[Assignment]: Look through the records below for lines containing the string "based", and report how many there are, nothing else.

----- Available data -----

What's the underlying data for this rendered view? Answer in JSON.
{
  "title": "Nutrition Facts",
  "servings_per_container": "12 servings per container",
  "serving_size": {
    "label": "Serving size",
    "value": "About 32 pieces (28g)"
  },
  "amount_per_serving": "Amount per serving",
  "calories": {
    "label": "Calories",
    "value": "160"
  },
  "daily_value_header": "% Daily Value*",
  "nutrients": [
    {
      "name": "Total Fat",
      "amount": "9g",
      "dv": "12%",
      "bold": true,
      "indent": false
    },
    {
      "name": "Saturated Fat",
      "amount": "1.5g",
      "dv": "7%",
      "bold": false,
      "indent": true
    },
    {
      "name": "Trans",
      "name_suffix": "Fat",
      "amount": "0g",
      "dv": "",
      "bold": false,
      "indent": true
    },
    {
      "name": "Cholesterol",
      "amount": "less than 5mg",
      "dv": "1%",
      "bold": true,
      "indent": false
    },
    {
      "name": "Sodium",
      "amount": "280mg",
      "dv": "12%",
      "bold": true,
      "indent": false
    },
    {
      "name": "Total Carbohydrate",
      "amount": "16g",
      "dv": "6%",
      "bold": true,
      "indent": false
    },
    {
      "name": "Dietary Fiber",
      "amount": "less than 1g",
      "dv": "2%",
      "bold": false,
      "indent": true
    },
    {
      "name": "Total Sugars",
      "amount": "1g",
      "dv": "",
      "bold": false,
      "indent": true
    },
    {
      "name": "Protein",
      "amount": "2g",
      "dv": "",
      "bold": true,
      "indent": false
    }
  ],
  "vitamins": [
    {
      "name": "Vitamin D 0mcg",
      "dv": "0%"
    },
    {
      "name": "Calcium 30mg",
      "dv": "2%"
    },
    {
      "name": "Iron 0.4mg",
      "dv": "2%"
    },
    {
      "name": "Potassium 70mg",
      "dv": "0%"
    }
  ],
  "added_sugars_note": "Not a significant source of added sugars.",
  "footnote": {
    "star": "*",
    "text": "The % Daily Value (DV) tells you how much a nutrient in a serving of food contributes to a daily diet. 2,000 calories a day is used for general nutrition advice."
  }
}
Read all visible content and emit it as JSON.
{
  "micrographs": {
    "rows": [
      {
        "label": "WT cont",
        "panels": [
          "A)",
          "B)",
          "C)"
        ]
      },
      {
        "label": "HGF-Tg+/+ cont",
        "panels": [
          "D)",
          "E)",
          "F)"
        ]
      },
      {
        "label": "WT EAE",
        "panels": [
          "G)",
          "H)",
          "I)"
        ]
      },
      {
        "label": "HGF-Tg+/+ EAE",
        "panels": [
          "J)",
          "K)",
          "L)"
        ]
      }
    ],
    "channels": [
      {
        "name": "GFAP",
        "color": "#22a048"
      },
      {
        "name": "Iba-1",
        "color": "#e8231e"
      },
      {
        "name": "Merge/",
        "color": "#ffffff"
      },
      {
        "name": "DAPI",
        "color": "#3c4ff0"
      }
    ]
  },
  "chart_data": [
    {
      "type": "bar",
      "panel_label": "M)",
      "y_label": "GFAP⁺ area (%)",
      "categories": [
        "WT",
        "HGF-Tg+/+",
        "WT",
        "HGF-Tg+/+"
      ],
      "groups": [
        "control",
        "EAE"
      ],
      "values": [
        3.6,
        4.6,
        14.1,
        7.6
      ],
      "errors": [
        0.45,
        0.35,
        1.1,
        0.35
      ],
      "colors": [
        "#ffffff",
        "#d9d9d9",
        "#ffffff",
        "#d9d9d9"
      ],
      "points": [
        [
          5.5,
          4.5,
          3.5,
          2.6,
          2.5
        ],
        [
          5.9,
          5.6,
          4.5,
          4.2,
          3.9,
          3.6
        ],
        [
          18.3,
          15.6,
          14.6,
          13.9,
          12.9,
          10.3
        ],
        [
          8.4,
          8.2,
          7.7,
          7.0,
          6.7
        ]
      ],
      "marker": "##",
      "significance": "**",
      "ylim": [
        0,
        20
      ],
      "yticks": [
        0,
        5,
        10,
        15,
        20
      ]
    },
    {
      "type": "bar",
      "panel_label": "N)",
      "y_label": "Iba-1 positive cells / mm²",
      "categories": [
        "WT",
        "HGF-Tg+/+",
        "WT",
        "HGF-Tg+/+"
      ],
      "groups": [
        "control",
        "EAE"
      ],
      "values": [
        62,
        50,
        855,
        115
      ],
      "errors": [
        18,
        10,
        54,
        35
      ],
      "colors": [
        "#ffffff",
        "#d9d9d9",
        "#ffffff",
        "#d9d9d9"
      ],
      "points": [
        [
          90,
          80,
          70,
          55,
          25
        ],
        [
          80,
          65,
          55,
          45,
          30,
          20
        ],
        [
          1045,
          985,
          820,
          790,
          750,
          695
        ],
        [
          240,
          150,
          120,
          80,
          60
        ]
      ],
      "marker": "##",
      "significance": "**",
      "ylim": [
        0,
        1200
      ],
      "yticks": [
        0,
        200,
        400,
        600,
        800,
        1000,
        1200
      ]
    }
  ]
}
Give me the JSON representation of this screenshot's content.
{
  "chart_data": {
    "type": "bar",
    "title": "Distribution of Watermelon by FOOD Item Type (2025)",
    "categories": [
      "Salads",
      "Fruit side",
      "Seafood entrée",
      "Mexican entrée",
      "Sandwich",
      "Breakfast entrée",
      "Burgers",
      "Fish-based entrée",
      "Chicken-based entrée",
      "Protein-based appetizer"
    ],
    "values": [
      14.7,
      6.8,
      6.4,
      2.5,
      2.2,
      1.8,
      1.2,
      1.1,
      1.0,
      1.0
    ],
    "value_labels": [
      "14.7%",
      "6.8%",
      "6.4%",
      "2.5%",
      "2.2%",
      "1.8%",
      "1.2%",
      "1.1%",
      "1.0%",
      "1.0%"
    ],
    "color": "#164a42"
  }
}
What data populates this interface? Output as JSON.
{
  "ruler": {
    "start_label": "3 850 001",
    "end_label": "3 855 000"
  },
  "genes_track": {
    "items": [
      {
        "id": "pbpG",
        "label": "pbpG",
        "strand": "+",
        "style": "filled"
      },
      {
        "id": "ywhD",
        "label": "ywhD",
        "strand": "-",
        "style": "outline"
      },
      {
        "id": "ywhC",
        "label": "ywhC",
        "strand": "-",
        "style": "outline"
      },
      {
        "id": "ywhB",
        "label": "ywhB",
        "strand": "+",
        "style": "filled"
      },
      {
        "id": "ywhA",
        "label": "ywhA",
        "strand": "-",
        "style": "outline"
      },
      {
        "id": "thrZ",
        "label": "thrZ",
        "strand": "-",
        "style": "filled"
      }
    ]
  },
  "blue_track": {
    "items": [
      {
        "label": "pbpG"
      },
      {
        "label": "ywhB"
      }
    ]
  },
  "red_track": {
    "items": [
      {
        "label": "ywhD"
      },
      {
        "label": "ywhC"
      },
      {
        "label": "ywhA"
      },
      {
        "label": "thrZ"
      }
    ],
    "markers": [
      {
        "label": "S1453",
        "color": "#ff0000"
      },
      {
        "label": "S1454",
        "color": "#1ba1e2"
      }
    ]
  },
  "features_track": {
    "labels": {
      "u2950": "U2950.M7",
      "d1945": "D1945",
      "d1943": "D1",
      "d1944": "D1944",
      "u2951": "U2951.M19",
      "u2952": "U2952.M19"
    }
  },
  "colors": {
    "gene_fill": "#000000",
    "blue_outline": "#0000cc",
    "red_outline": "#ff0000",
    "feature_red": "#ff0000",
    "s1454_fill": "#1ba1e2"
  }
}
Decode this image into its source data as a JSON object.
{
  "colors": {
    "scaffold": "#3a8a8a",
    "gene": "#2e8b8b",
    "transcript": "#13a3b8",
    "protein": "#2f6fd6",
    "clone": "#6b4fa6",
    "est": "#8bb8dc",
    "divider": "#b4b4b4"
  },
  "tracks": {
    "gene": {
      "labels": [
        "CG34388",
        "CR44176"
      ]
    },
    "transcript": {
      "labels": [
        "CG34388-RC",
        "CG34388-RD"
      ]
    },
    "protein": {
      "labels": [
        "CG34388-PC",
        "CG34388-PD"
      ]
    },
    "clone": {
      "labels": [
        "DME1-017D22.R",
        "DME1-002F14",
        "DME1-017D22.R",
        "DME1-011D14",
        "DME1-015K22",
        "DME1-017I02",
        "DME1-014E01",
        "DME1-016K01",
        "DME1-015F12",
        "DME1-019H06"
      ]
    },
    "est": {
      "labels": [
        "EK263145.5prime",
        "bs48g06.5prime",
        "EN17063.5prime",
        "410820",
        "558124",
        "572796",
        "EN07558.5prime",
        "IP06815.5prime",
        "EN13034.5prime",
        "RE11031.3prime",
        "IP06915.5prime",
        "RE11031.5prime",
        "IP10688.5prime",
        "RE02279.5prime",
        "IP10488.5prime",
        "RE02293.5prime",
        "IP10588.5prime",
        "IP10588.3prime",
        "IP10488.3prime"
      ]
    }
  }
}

-----

[Task output]: 3